***** SUPPLIED RECORDS

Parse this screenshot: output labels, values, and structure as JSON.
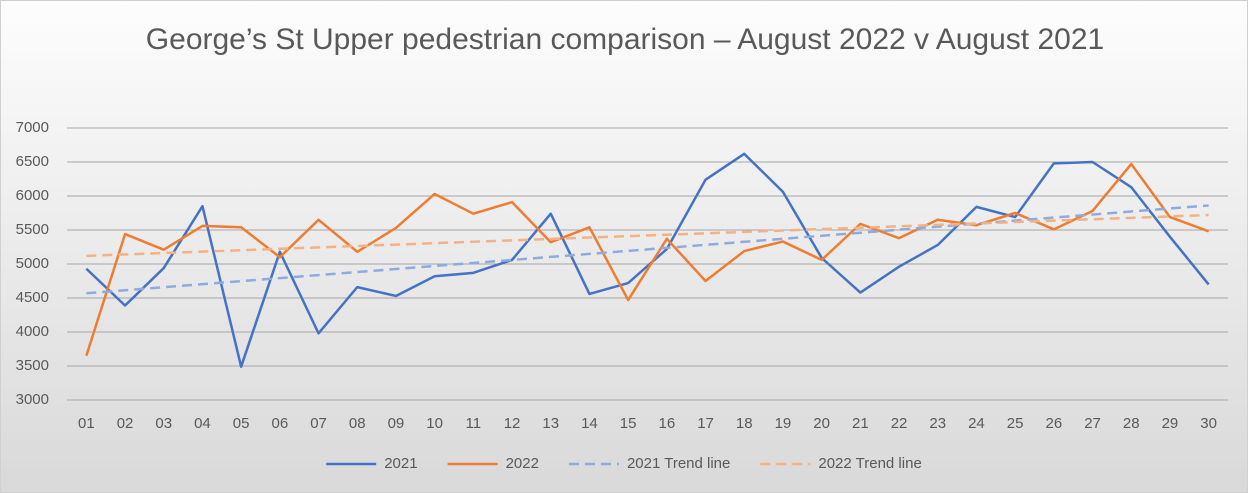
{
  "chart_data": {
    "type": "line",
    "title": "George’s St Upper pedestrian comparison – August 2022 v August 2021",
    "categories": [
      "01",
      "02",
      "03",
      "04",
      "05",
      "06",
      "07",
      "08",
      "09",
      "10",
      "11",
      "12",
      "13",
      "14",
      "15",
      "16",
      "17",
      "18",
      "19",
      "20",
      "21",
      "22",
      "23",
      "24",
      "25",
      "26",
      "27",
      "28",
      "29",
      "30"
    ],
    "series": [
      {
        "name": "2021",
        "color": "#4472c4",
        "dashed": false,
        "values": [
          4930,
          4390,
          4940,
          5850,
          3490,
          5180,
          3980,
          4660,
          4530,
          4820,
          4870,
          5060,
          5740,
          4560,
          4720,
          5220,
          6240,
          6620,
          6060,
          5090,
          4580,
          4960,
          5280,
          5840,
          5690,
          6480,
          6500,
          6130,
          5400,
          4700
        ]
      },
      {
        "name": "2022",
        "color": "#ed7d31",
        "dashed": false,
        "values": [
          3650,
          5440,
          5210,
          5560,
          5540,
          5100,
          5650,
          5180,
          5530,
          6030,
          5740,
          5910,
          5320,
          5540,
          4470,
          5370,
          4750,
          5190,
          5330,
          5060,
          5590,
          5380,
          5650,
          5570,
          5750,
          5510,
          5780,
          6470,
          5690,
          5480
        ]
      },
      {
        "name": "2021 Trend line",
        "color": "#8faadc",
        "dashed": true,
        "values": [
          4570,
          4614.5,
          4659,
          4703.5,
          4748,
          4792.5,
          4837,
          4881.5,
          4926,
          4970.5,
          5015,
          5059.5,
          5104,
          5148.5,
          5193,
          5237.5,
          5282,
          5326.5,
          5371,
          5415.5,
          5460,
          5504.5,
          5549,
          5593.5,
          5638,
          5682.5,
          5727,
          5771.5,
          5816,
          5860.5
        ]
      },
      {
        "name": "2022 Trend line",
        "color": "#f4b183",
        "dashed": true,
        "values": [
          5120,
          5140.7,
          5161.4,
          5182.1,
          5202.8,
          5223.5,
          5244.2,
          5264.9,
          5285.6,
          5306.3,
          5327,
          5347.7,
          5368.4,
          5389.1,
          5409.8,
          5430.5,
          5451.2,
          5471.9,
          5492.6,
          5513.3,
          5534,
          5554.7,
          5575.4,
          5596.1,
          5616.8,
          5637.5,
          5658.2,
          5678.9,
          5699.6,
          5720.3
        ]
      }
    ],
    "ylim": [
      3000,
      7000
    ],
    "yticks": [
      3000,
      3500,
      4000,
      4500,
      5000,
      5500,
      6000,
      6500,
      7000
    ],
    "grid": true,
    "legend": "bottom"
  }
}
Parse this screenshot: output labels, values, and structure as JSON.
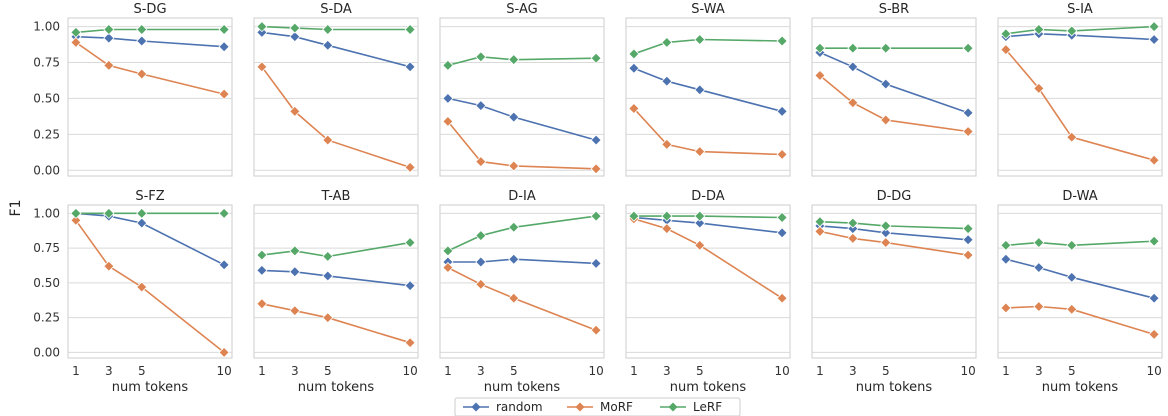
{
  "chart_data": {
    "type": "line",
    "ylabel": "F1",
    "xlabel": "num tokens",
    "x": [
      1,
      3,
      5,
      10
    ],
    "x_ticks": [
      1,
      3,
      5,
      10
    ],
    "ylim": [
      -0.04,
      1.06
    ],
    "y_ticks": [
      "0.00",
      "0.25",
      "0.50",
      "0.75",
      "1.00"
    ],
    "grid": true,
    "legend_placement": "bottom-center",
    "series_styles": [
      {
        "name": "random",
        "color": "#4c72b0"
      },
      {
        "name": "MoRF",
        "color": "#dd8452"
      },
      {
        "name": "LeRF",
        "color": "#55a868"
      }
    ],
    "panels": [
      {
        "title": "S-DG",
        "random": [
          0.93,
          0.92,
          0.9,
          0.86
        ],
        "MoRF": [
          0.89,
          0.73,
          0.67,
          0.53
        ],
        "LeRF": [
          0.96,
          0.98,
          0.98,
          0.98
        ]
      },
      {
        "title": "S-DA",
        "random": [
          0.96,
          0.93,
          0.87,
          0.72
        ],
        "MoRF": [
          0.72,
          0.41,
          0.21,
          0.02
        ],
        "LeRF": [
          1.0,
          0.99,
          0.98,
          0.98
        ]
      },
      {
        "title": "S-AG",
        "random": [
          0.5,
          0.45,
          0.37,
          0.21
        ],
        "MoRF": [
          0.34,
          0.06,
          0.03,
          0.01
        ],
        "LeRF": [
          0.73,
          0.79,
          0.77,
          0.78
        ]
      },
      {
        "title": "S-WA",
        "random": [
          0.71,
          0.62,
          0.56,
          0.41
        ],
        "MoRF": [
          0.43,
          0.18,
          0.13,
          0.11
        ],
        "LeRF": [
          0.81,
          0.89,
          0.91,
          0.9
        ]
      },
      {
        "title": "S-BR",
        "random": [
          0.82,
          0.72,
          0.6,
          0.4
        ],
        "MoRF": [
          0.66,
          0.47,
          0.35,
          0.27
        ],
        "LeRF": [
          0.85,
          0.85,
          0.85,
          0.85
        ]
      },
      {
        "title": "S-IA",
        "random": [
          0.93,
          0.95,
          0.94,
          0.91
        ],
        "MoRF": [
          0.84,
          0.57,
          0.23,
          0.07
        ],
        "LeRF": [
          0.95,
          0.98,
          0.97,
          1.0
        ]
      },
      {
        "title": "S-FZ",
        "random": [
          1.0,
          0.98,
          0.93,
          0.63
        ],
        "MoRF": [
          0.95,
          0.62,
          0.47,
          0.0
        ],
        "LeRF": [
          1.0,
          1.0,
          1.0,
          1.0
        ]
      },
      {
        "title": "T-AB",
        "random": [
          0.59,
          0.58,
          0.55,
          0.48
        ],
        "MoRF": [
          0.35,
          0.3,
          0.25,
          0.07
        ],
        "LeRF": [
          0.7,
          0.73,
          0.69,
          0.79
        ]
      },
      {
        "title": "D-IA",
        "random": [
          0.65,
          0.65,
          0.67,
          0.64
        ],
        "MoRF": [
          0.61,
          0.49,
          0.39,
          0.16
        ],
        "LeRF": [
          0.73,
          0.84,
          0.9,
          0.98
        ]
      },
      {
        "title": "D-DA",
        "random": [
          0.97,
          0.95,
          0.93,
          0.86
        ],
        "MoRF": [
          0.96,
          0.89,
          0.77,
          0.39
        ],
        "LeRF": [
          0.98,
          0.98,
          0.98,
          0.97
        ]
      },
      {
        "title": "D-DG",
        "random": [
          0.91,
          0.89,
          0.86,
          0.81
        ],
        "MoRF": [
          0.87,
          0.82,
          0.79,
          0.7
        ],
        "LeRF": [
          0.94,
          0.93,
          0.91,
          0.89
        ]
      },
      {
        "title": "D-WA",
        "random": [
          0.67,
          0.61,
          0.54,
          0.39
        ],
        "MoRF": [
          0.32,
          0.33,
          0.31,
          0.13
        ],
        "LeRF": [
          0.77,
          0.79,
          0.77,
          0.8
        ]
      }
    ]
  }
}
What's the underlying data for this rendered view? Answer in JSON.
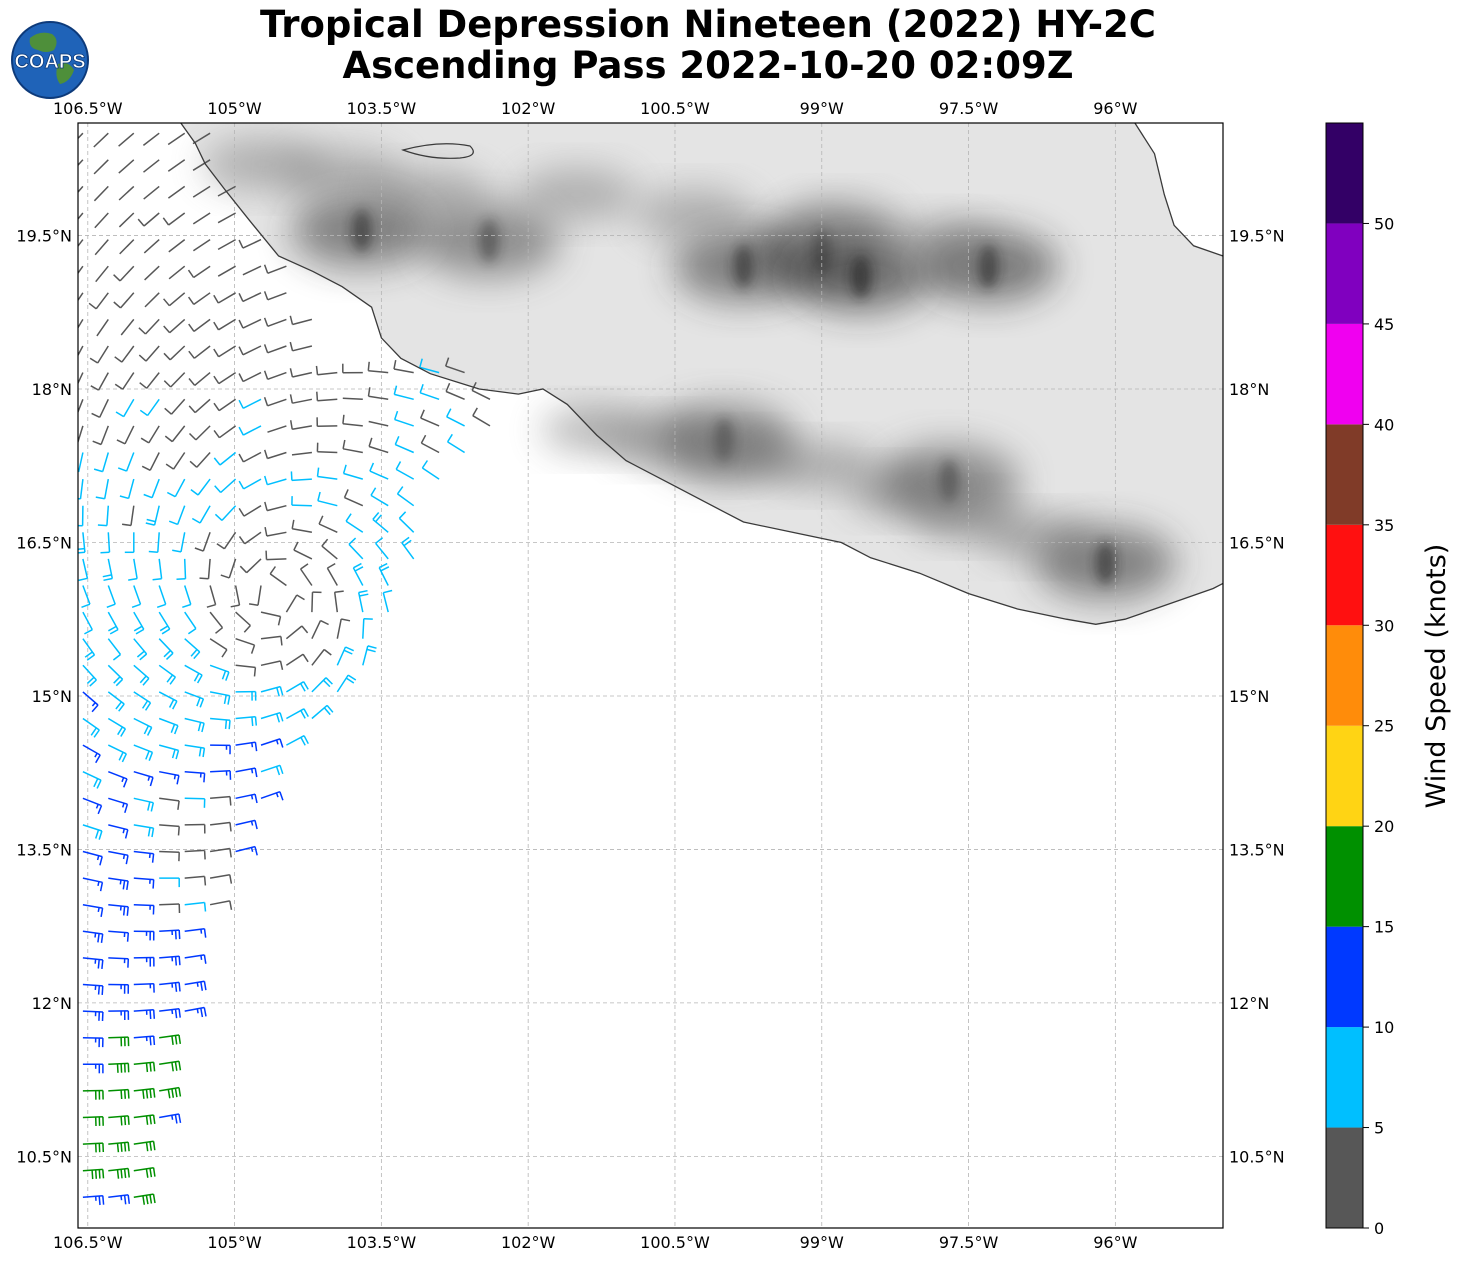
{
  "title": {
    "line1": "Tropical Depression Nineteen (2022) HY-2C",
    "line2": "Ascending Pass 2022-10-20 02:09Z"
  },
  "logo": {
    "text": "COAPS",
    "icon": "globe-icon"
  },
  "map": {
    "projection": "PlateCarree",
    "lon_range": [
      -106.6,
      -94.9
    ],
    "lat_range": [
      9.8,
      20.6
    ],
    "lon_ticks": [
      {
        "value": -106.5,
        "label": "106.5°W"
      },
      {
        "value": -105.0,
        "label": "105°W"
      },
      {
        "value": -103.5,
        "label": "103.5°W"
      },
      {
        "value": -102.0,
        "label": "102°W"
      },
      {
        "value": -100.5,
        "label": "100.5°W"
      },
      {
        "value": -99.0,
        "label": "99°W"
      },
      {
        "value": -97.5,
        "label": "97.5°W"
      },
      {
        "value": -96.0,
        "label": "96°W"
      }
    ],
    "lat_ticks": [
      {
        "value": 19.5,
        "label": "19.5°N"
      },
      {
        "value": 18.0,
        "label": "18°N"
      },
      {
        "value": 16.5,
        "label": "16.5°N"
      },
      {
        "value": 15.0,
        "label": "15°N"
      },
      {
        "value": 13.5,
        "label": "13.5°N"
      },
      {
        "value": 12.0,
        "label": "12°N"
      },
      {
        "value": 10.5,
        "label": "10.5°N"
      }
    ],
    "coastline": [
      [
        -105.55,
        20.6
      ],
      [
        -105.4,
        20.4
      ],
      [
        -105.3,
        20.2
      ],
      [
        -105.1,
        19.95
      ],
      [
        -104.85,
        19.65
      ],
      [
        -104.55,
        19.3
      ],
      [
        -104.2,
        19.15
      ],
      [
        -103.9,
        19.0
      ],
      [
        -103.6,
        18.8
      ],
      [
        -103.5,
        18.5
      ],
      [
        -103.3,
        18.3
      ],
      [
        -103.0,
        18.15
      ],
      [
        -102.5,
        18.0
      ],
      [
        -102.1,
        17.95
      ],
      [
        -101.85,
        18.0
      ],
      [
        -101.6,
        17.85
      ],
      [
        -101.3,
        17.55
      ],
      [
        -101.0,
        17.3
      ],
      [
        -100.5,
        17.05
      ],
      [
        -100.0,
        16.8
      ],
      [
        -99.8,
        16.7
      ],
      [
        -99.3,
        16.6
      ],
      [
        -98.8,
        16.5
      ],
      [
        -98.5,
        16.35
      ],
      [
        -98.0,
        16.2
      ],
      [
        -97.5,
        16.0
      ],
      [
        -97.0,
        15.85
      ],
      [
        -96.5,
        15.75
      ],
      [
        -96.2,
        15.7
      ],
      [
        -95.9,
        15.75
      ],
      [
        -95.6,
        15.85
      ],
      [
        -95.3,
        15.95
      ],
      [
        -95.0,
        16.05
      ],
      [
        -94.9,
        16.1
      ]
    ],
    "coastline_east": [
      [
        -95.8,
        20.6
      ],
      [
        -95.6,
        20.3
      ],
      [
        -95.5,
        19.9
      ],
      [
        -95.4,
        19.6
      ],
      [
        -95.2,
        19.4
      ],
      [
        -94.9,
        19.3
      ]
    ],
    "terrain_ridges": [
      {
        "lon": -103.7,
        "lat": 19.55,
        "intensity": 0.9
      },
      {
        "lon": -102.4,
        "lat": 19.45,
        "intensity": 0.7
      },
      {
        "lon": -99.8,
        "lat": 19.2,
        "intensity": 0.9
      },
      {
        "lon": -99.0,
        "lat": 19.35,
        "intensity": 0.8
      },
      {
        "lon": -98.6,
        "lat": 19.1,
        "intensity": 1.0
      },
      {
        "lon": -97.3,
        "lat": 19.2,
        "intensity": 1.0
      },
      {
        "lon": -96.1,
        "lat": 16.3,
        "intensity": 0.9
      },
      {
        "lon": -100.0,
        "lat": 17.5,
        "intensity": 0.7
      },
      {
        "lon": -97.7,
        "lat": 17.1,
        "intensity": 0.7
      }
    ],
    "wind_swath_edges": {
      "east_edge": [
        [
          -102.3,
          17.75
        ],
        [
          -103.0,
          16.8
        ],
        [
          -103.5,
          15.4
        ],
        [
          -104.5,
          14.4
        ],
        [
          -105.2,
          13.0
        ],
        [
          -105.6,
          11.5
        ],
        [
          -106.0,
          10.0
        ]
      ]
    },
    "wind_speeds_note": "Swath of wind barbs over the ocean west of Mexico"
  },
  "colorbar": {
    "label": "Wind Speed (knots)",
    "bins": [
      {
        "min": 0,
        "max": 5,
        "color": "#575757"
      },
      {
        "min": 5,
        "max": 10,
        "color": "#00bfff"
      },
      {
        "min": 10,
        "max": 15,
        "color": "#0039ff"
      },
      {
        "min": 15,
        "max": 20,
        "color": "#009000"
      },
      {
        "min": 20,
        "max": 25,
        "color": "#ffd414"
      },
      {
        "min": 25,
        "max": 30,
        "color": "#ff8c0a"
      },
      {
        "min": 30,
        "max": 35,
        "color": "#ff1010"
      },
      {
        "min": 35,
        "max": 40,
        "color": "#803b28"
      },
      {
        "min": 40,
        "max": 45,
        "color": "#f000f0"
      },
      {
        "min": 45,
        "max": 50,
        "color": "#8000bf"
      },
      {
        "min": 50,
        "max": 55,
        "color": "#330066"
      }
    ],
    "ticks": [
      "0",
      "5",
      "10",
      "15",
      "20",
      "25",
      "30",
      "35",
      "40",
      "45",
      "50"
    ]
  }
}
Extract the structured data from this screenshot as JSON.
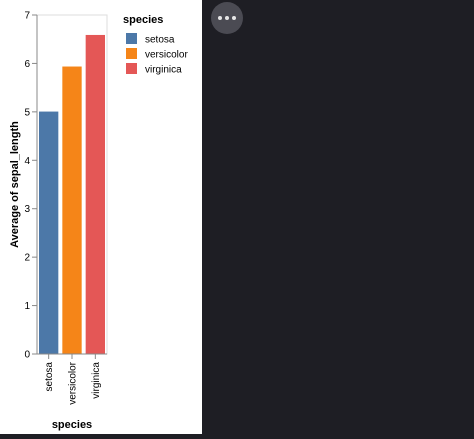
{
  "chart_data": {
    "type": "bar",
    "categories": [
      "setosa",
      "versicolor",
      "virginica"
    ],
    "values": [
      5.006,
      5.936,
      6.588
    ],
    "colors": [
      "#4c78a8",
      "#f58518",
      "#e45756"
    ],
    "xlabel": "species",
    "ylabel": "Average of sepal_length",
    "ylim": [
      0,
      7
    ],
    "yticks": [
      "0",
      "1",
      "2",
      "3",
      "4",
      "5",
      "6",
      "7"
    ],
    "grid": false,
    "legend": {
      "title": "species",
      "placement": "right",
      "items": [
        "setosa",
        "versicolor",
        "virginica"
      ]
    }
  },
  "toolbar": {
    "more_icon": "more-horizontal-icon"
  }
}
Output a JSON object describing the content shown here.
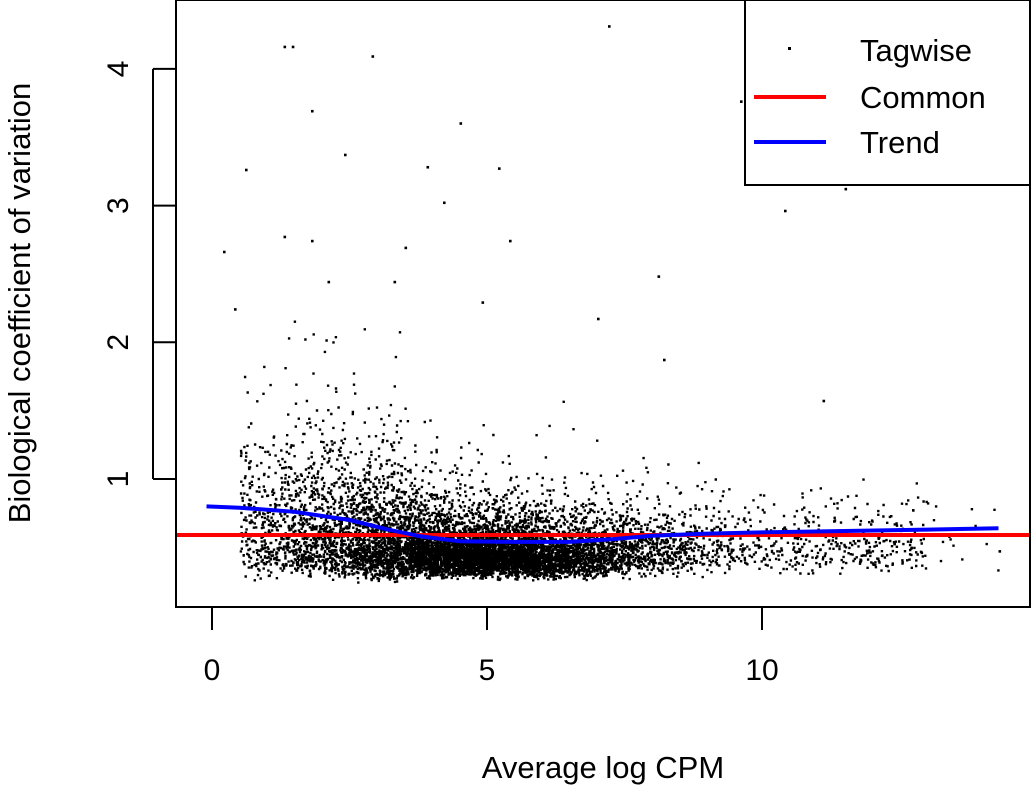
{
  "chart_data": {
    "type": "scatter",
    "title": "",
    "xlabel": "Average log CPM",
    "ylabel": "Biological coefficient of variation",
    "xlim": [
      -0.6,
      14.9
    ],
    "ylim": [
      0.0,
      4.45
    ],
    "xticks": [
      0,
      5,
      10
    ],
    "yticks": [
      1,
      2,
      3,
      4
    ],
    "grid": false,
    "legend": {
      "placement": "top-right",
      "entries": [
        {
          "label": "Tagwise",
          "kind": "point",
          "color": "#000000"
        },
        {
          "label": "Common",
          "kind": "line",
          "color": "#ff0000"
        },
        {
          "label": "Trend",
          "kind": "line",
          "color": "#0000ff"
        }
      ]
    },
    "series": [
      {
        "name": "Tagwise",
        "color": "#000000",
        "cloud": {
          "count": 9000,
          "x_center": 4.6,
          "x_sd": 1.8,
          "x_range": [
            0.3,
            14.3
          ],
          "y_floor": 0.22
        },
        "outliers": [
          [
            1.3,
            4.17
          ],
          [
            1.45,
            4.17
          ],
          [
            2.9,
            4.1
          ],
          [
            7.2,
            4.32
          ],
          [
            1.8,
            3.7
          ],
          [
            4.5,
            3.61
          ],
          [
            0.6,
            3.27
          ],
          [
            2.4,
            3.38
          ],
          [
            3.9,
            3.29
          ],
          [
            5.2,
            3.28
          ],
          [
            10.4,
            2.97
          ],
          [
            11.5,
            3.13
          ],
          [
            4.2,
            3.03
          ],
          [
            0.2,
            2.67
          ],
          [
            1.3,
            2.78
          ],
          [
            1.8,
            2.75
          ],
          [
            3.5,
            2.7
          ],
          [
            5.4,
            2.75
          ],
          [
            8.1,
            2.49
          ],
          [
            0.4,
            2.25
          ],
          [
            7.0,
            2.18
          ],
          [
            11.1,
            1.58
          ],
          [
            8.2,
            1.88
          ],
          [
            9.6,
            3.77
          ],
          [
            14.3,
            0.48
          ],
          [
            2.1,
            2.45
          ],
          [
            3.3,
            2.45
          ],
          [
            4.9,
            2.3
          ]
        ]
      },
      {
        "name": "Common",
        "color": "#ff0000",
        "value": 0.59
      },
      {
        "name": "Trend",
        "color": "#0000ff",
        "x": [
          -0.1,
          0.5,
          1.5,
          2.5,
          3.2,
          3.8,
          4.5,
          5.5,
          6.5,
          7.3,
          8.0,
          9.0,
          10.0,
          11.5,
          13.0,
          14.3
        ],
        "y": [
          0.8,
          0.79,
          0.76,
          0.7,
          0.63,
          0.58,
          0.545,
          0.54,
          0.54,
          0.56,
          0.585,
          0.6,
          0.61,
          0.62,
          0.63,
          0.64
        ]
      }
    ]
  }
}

**********

=== WRITTEN REQUEST ===
Gather each line that holds "Trend".

=== EXERCISE ANSWER ===
        "name": "2021 Trend line",
        "name": "2022 Trend line",
          "label": "Trend",
        "name": "Trend",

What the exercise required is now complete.